** Start **

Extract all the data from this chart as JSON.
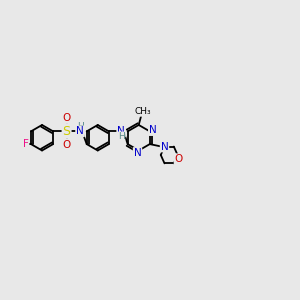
{
  "background_color": "#e8e8e8",
  "bond_color": "#000000",
  "N_color": "#0000cc",
  "O_color": "#cc0000",
  "F_color": "#ee1188",
  "S_color": "#cccc00",
  "H_color": "#558888",
  "C_color": "#000000",
  "font_size": 7.5,
  "line_width": 1.3,
  "xlim": [
    0,
    12
  ],
  "ylim": [
    0,
    10
  ]
}
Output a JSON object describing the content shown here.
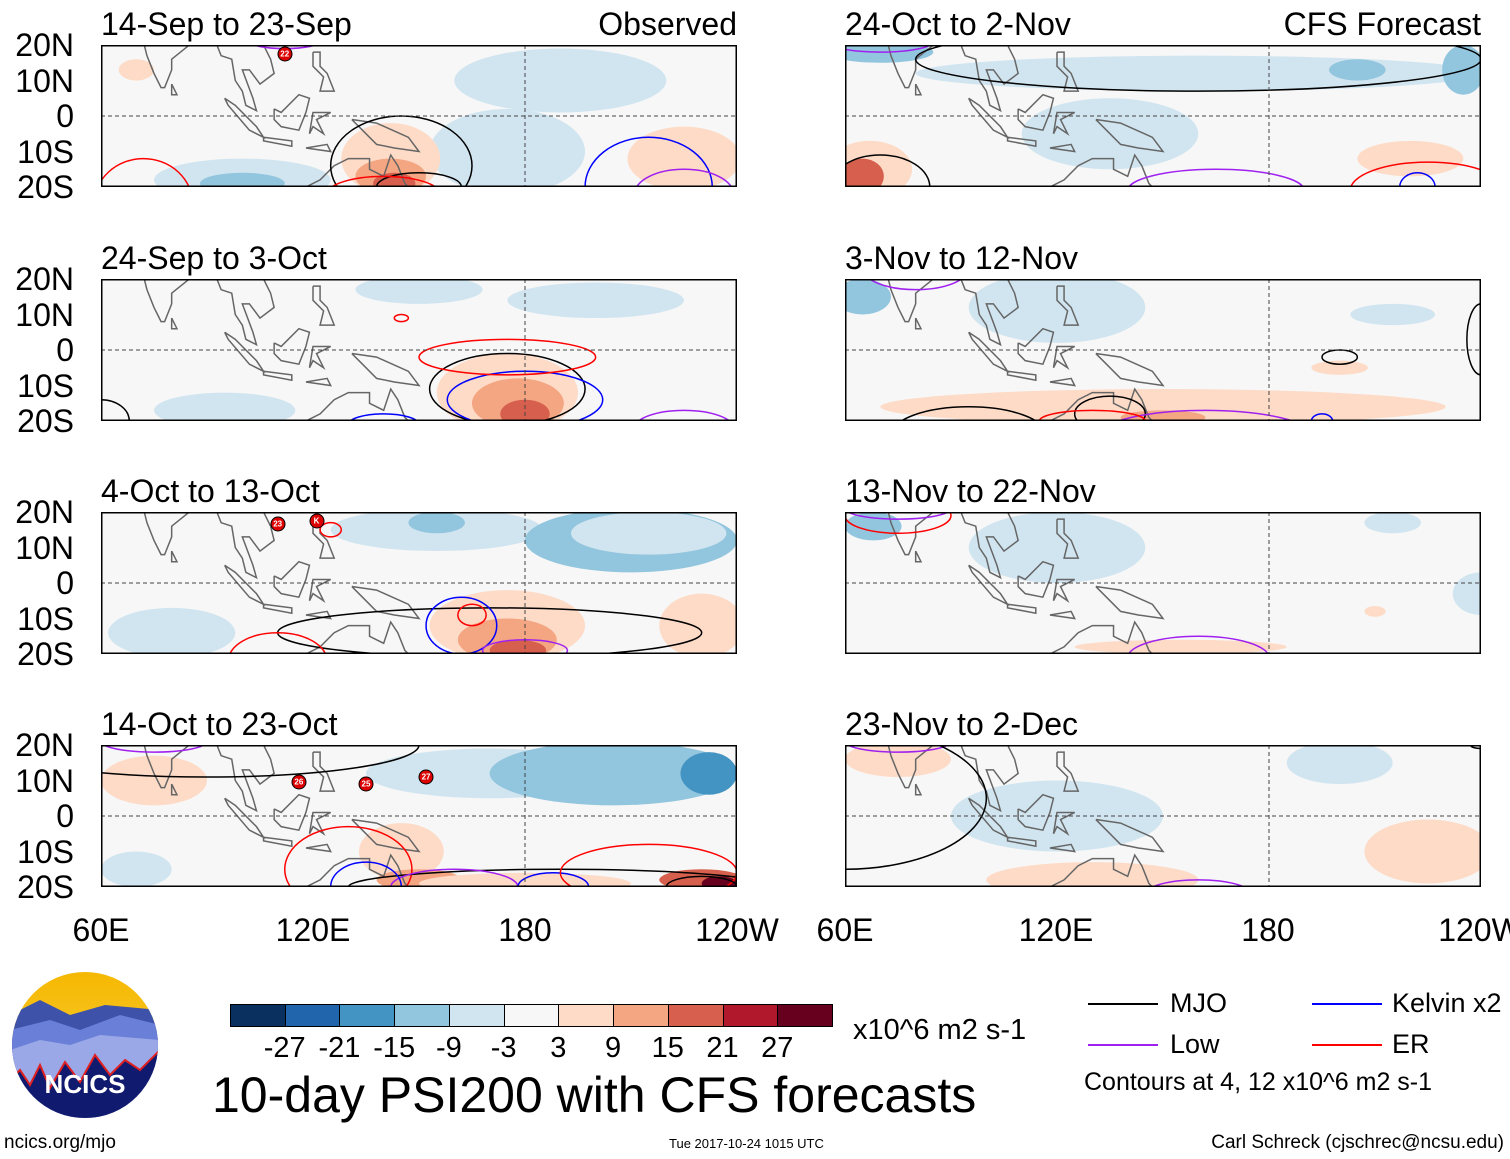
{
  "panels": [
    {
      "title": "14-Sep to 23-Sep",
      "tag": "Observed",
      "storms": [
        {
          "label": "22",
          "lon": 112,
          "lat": 17.5
        }
      ]
    },
    {
      "title": "24-Sep to 3-Oct",
      "tag": "",
      "storms": []
    },
    {
      "title": "4-Oct to 13-Oct",
      "tag": "",
      "storms": [
        {
          "label": "23",
          "lon": 110,
          "lat": 16.5
        },
        {
          "label": "K",
          "lon": 121,
          "lat": 17.5
        }
      ]
    },
    {
      "title": "14-Oct to 23-Oct",
      "tag": "",
      "storms": [
        {
          "label": "26",
          "lon": 116,
          "lat": 9.5
        },
        {
          "label": "25",
          "lon": 135,
          "lat": 9
        },
        {
          "label": "27",
          "lon": 152,
          "lat": 11
        }
      ]
    },
    {
      "title": "24-Oct to 2-Nov",
      "tag": "CFS Forecast",
      "storms": []
    },
    {
      "title": "3-Nov to 12-Nov",
      "tag": "",
      "storms": []
    },
    {
      "title": "13-Nov to 22-Nov",
      "tag": "",
      "storms": []
    },
    {
      "title": "23-Nov to 2-Dec",
      "tag": "",
      "storms": []
    }
  ],
  "lat_labels": [
    "20N",
    "10N",
    "0",
    "10S",
    "20S"
  ],
  "lon_labels": [
    "60E",
    "120E",
    "180",
    "120W"
  ],
  "colorbar": {
    "colors": [
      "#0a3060",
      "#2166ac",
      "#4393c3",
      "#92c5de",
      "#d1e5f0",
      "#f7f7f7",
      "#fddbc7",
      "#f4a582",
      "#d6604d",
      "#b2182b",
      "#67001f"
    ],
    "ticks": [
      "-27",
      "-21",
      "-15",
      "-9",
      "-3",
      "3",
      "9",
      "15",
      "21",
      "27"
    ],
    "units": "x10^6 m2 s-1"
  },
  "legend": {
    "items": [
      {
        "label": "MJO",
        "color": "#000000"
      },
      {
        "label": "Kelvin x2",
        "color": "#0000ff"
      },
      {
        "label": "Low",
        "color": "#a020f0"
      },
      {
        "label": "ER",
        "color": "#ff0000"
      }
    ],
    "note": "Contours at 4, 12 x10^6 m2 s-1"
  },
  "title": "10-day PSI200 with CFS forecasts",
  "logo_text": "NCICS",
  "footer": {
    "left": "ncics.org/mjo",
    "center": "Tue 2017-10-24 1015 UTC",
    "right": "Carl Schreck (cjschrec@ncsu.edu)"
  }
}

** End **

Do this: Write the entries above out in full, exactly, with no images.

Exercise answer:
Extract all the data from this chart as JSON.
{
  "background_color": "#e8e8e8",
  "bond_color": "#000000",
  "N_color": "#0000cc",
  "O_color": "#cc0000",
  "F_color": "#ee1188",
  "S_color": "#cccc00",
  "H_color": "#558888",
  "C_color": "#000000",
  "font_size": 7.5,
  "line_width": 1.3,
  "xlim": [
    0,
    12
  ],
  "ylim": [
    0,
    10
  ]
}
Output a JSON object describing the content shown here.
{
  "panels": [
    {
      "title": "14-Sep to 23-Sep",
      "tag": "Observed",
      "storms": [
        {
          "label": "22",
          "lon": 112,
          "lat": 17.5
        }
      ]
    },
    {
      "title": "24-Sep to 3-Oct",
      "tag": "",
      "storms": []
    },
    {
      "title": "4-Oct to 13-Oct",
      "tag": "",
      "storms": [
        {
          "label": "23",
          "lon": 110,
          "lat": 16.5
        },
        {
          "label": "K",
          "lon": 121,
          "lat": 17.5
        }
      ]
    },
    {
      "title": "14-Oct to 23-Oct",
      "tag": "",
      "storms": [
        {
          "label": "26",
          "lon": 116,
          "lat": 9.5
        },
        {
          "label": "25",
          "lon": 135,
          "lat": 9
        },
        {
          "label": "27",
          "lon": 152,
          "lat": 11
        }
      ]
    },
    {
      "title": "24-Oct to 2-Nov",
      "tag": "CFS Forecast",
      "storms": []
    },
    {
      "title": "3-Nov to 12-Nov",
      "tag": "",
      "storms": []
    },
    {
      "title": "13-Nov to 22-Nov",
      "tag": "",
      "storms": []
    },
    {
      "title": "23-Nov to 2-Dec",
      "tag": "",
      "storms": []
    }
  ],
  "lat_labels": [
    "20N",
    "10N",
    "0",
    "10S",
    "20S"
  ],
  "lon_labels": [
    "60E",
    "120E",
    "180",
    "120W"
  ],
  "colorbar": {
    "colors": [
      "#0a3060",
      "#2166ac",
      "#4393c3",
      "#92c5de",
      "#d1e5f0",
      "#f7f7f7",
      "#fddbc7",
      "#f4a582",
      "#d6604d",
      "#b2182b",
      "#67001f"
    ],
    "ticks": [
      "-27",
      "-21",
      "-15",
      "-9",
      "-3",
      "3",
      "9",
      "15",
      "21",
      "27"
    ],
    "units": "x10^6 m2 s-1"
  },
  "legend": {
    "items": [
      {
        "label": "MJO",
        "color": "#000000"
      },
      {
        "label": "Kelvin x2",
        "color": "#0000ff"
      },
      {
        "label": "Low",
        "color": "#a020f0"
      },
      {
        "label": "ER",
        "color": "#ff0000"
      }
    ],
    "note": "Contours at 4, 12 x10^6 m2 s-1"
  },
  "title": "10-day PSI200 with CFS forecasts",
  "logo_text": "NCICS",
  "footer": {
    "left": "ncics.org/mjo",
    "center": "Tue 2017-10-24 1015 UTC",
    "right": "Carl Schreck (cjschrec@ncsu.edu)"
  }
}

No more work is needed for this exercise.